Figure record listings
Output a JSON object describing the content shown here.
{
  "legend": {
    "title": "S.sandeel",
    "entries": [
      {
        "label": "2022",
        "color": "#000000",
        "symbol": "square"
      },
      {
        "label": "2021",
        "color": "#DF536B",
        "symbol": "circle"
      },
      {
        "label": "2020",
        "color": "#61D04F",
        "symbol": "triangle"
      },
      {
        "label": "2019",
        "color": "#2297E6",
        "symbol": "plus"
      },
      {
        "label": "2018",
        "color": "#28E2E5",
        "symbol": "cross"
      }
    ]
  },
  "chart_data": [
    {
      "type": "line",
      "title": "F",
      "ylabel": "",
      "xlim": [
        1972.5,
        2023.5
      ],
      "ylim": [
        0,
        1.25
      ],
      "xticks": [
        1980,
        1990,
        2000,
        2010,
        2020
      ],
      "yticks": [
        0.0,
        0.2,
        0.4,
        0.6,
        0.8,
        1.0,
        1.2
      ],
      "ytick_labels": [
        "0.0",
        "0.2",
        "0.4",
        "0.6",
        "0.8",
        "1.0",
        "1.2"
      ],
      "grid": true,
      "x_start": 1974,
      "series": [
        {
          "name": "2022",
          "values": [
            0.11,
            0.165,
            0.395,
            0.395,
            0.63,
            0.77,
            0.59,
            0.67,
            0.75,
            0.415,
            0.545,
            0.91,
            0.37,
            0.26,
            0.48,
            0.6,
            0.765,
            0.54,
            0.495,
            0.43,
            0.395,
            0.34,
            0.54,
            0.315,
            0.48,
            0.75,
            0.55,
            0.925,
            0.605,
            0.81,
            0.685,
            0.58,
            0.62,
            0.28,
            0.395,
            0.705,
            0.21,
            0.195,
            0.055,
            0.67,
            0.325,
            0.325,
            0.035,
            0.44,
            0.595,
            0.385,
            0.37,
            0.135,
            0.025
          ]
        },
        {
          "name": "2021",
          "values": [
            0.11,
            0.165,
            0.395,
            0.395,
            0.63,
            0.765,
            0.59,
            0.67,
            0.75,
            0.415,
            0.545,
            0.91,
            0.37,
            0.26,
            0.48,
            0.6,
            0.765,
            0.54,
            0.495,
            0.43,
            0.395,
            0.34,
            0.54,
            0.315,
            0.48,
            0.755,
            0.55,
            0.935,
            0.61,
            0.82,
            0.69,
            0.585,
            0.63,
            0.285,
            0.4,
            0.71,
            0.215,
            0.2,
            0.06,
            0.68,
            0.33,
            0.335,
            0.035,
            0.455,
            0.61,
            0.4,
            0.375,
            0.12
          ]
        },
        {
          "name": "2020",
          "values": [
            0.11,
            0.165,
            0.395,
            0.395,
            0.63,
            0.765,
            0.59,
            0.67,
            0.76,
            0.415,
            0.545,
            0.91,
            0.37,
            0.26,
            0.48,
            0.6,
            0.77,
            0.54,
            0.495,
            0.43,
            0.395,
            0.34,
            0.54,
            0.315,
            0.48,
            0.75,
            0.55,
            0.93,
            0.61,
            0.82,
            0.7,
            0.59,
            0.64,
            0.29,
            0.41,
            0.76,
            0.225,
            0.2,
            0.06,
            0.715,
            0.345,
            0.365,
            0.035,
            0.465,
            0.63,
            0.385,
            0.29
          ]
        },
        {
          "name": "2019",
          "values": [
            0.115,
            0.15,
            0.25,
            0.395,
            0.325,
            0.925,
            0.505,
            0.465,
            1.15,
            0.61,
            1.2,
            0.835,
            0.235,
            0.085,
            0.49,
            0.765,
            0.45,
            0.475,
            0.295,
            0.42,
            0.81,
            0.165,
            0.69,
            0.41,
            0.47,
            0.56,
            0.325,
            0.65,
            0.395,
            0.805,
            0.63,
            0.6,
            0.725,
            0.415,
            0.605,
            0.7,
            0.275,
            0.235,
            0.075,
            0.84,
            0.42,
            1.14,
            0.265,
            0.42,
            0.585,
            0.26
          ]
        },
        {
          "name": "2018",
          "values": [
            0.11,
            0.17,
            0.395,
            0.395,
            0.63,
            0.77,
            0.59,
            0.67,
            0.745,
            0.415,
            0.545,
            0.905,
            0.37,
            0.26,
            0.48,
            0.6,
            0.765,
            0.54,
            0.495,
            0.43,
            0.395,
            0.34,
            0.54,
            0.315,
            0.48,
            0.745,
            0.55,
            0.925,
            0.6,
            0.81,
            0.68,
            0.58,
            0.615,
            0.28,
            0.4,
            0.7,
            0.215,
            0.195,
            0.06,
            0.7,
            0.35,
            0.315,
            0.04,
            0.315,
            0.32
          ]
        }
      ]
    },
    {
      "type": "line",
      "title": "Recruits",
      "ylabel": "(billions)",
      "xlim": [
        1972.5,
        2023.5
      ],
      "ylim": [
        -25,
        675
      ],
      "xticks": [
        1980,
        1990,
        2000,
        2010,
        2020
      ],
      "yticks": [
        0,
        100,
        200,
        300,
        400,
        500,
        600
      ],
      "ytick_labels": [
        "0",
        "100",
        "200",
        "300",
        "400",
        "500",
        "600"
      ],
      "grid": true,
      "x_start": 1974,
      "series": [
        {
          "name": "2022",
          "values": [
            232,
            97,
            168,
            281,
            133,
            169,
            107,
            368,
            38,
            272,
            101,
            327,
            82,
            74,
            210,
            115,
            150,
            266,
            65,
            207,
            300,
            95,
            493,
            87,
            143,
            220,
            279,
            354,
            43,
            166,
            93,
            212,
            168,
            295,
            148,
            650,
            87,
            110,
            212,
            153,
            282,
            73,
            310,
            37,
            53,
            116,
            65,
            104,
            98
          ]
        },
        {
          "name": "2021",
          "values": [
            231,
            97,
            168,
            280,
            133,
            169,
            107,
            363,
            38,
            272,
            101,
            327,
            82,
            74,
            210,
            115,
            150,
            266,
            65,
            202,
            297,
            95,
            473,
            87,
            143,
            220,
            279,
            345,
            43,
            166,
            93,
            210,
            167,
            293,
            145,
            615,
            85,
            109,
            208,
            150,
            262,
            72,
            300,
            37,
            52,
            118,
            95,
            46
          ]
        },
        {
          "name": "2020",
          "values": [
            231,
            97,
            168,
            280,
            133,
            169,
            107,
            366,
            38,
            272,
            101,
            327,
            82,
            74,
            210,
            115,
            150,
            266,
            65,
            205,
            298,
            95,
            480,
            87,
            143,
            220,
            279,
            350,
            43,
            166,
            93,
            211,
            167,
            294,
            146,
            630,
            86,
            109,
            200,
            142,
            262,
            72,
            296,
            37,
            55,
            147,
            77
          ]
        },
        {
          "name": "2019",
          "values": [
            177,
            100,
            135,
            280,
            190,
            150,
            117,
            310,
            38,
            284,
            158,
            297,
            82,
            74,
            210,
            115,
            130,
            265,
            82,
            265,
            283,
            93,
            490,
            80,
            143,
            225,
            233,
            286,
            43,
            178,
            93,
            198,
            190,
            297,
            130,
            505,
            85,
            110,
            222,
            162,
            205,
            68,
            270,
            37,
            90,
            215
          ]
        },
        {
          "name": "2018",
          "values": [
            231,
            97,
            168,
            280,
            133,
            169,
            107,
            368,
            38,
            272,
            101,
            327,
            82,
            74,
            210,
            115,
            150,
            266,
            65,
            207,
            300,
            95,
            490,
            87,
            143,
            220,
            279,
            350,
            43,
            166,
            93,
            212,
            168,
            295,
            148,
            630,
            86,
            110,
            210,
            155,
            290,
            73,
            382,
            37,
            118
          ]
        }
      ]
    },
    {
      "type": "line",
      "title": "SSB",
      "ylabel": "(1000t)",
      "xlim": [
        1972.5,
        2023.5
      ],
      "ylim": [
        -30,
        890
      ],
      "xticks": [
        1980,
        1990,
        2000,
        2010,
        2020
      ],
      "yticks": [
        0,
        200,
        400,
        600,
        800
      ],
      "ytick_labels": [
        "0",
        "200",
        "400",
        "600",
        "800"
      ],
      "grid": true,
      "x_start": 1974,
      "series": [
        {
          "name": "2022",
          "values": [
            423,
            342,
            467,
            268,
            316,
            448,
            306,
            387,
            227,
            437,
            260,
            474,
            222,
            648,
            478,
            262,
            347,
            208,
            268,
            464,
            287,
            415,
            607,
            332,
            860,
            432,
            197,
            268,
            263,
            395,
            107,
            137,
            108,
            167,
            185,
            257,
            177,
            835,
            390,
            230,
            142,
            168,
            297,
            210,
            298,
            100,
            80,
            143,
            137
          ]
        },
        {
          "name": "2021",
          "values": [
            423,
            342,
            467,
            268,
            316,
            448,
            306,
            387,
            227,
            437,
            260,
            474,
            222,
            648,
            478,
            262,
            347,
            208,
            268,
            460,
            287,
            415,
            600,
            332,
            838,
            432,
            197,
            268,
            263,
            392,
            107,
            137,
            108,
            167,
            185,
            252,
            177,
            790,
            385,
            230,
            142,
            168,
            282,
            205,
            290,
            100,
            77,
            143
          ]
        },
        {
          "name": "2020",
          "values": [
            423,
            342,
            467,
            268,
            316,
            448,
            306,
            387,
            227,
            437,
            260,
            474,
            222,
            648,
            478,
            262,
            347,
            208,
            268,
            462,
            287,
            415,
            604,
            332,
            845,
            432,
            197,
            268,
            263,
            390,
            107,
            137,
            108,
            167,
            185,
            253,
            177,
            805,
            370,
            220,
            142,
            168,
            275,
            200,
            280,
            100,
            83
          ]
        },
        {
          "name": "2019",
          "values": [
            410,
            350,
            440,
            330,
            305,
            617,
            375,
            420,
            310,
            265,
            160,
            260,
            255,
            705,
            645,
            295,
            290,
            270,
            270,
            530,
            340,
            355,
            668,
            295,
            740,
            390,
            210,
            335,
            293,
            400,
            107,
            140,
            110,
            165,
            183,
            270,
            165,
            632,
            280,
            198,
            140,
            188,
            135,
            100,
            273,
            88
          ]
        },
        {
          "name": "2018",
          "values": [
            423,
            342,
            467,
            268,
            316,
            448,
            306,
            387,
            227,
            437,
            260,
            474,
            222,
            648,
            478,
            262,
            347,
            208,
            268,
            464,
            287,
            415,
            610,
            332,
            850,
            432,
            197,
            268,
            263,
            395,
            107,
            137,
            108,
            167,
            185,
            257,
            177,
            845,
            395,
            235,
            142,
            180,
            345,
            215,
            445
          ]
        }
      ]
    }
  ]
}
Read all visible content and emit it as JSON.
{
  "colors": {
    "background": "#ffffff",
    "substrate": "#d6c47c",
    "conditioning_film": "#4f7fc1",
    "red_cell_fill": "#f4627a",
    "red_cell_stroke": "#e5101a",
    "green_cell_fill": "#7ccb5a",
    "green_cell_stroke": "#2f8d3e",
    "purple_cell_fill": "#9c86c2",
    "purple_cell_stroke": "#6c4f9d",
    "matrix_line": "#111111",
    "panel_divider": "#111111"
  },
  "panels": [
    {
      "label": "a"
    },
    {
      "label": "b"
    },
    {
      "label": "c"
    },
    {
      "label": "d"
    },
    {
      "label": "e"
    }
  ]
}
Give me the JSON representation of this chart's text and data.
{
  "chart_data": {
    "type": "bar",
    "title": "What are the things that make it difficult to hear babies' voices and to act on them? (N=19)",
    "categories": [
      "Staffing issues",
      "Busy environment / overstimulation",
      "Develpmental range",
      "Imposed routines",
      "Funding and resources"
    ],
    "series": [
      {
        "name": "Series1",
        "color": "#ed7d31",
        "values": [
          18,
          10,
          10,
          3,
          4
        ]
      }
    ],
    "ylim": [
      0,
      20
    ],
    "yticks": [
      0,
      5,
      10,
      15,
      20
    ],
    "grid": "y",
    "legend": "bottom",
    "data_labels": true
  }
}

Given task
Out of the material above, gather each line where "ylabel" appears.

Response for this exercise
      "ylabel": "",
      "ylabel": "(billions)",
      "ylabel": "(1000t)",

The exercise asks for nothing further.